◆ PROBLEM DETAILS:
Extract all lines that hold "trưởng" from the records below.

◆ DATASET CONTENT:
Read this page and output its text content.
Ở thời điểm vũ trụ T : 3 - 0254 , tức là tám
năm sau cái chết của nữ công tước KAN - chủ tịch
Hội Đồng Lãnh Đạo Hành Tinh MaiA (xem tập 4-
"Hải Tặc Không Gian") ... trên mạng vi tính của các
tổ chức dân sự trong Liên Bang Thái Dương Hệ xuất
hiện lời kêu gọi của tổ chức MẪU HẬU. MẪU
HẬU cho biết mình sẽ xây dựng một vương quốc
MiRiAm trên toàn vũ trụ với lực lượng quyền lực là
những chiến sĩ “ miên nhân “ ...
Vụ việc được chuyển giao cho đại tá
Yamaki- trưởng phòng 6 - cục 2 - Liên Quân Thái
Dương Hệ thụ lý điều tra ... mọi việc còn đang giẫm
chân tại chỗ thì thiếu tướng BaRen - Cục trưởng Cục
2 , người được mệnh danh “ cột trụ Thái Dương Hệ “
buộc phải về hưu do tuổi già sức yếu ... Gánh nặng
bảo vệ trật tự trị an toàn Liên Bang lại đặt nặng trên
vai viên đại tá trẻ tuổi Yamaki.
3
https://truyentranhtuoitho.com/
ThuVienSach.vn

* * *

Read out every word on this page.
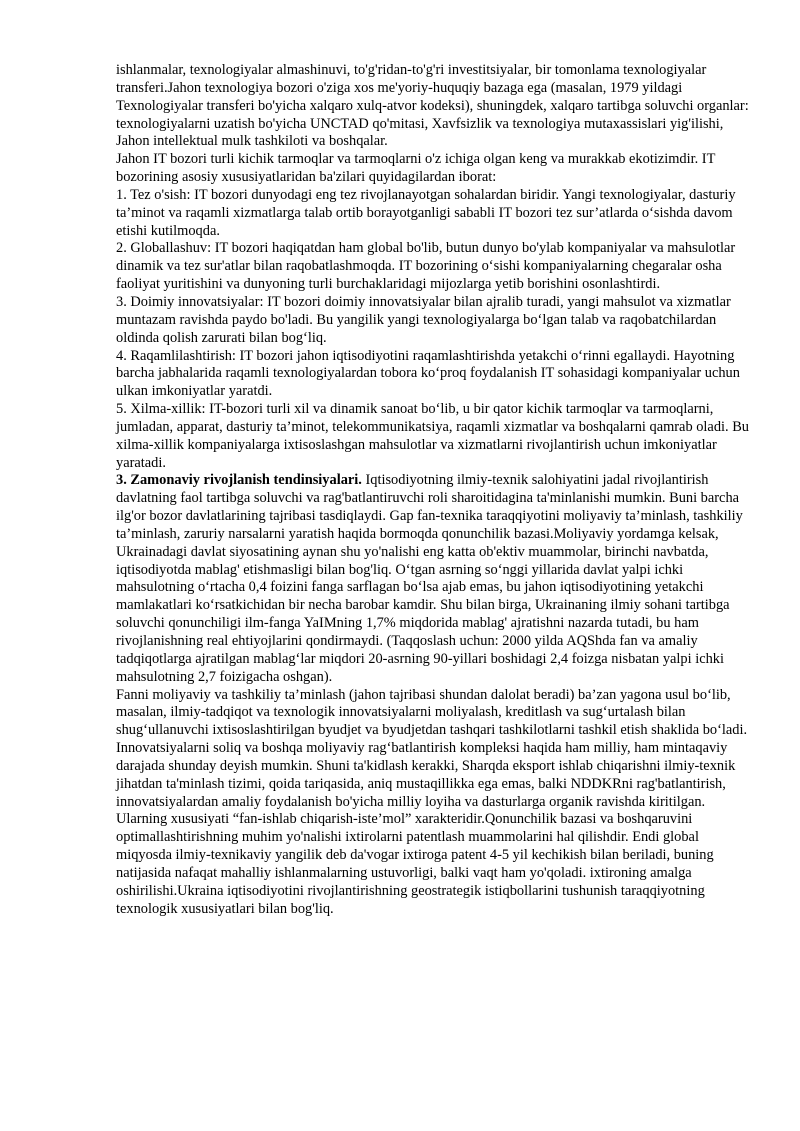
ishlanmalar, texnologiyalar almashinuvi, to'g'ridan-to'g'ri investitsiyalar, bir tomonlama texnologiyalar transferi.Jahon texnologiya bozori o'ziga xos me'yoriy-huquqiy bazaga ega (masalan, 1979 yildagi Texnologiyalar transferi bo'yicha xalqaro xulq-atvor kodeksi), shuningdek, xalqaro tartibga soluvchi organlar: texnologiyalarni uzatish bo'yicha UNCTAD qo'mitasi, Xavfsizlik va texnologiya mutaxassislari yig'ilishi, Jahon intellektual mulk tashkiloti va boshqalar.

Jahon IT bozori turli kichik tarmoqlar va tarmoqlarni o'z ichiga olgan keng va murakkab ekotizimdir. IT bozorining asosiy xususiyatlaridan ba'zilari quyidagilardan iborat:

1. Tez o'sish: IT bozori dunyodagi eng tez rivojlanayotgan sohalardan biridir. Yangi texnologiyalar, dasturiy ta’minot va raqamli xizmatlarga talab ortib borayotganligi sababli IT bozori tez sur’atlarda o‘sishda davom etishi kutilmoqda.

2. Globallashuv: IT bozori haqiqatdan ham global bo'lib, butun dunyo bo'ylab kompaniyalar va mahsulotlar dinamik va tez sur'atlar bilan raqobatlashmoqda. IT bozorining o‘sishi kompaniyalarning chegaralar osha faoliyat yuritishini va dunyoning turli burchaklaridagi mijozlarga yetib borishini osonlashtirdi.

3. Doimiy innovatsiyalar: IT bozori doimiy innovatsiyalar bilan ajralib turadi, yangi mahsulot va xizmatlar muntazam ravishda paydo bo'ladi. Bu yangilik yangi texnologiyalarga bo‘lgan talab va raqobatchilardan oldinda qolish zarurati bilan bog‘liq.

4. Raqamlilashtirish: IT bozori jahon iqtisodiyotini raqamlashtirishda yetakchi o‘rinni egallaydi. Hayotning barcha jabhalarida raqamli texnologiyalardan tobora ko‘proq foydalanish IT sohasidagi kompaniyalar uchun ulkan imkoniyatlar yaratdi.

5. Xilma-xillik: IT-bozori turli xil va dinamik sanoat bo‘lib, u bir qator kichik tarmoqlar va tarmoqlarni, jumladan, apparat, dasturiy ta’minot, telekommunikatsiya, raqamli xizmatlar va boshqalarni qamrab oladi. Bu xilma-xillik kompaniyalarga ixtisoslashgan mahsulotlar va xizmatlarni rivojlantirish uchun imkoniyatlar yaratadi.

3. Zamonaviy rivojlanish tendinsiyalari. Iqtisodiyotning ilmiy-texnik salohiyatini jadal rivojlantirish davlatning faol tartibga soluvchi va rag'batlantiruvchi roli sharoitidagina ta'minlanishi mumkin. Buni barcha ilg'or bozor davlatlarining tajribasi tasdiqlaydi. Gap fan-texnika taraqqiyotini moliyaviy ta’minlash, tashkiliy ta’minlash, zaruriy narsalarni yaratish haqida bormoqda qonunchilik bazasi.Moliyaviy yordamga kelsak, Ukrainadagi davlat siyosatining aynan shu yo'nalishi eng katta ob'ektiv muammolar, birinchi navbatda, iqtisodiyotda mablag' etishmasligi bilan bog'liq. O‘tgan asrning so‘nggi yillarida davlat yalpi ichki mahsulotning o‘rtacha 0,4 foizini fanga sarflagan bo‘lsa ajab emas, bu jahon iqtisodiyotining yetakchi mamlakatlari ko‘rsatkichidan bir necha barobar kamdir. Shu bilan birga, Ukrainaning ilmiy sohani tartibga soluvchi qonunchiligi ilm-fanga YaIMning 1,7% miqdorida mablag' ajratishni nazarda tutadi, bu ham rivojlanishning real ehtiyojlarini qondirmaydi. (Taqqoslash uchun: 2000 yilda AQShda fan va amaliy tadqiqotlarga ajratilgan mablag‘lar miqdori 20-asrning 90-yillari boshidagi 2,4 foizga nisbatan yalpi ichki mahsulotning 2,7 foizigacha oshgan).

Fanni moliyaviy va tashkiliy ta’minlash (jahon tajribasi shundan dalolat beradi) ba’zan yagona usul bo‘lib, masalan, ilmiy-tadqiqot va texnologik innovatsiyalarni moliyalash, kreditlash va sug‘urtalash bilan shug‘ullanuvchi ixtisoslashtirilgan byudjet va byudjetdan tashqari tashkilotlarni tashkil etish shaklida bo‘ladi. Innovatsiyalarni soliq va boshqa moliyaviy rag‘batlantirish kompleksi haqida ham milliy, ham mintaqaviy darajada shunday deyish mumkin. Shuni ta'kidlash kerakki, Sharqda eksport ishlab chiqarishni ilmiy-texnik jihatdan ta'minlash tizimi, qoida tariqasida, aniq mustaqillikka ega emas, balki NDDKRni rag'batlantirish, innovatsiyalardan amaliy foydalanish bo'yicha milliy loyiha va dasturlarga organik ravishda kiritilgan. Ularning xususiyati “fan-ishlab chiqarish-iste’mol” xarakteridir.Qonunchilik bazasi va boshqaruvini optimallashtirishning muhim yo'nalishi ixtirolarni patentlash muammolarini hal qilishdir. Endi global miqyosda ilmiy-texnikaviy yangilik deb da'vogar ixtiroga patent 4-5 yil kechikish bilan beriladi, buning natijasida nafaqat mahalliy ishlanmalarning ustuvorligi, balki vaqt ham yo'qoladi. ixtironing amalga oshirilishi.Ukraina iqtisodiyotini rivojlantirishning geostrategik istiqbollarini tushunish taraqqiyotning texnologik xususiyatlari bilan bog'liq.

◆ SOLUTION TO THIS PROBLEM:
Yamaki- trưởng phòng 6 - cục 2 - Liên Quân Thái
chân tại chỗ thì thiếu tướng BaRen - Cục trưởng Cục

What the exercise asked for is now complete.